Stored records

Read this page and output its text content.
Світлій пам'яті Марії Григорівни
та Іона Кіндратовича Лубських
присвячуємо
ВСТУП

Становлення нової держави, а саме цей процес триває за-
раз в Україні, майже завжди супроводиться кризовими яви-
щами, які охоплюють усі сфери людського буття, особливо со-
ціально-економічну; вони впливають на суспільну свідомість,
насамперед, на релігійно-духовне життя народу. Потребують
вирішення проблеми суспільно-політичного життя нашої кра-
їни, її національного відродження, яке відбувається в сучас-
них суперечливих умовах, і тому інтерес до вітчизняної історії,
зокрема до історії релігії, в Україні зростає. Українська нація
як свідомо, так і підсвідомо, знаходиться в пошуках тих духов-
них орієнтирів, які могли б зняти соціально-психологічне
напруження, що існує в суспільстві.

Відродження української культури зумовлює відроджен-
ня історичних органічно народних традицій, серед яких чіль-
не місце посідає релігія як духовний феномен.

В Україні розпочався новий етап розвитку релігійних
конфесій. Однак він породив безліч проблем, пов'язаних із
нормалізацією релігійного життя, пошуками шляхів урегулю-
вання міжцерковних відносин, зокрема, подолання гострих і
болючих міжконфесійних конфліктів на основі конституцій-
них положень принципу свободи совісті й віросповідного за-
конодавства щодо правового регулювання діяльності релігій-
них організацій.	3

==

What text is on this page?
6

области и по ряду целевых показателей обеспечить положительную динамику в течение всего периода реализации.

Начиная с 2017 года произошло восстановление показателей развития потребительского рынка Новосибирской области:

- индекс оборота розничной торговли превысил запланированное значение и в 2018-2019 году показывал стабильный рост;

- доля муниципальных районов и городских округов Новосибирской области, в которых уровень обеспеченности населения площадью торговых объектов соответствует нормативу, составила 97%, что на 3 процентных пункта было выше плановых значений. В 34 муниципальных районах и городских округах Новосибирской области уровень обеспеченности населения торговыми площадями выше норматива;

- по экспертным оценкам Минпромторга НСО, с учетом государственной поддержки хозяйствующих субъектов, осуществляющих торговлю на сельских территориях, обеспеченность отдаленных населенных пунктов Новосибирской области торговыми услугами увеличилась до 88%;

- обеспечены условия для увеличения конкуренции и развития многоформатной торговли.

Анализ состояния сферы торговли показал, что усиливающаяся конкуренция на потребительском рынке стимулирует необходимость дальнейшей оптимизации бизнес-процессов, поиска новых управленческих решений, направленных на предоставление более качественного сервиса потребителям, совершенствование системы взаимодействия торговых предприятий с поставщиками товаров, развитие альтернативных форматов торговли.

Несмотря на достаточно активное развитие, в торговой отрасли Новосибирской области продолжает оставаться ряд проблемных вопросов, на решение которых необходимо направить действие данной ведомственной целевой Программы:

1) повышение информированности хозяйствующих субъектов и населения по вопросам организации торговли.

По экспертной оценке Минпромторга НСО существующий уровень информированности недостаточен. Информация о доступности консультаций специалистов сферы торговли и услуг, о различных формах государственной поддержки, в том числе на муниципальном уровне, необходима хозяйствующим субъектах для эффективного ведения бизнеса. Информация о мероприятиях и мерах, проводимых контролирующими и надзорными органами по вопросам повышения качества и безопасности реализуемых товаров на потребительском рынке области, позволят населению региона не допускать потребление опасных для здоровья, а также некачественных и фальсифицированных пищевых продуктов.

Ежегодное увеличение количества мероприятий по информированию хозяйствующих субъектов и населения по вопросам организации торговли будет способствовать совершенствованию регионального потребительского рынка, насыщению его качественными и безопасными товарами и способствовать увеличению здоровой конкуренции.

- [Problem statement]
Copy down every line of the entries containing the word "життя".

- [Task output]
насамперед, на релігійно-духовне життя народу. Потребують
вирішення проблеми суспільно-політичного життя нашої кра-
нормалізацією релігійного життя, пошуками шляхів урегулю-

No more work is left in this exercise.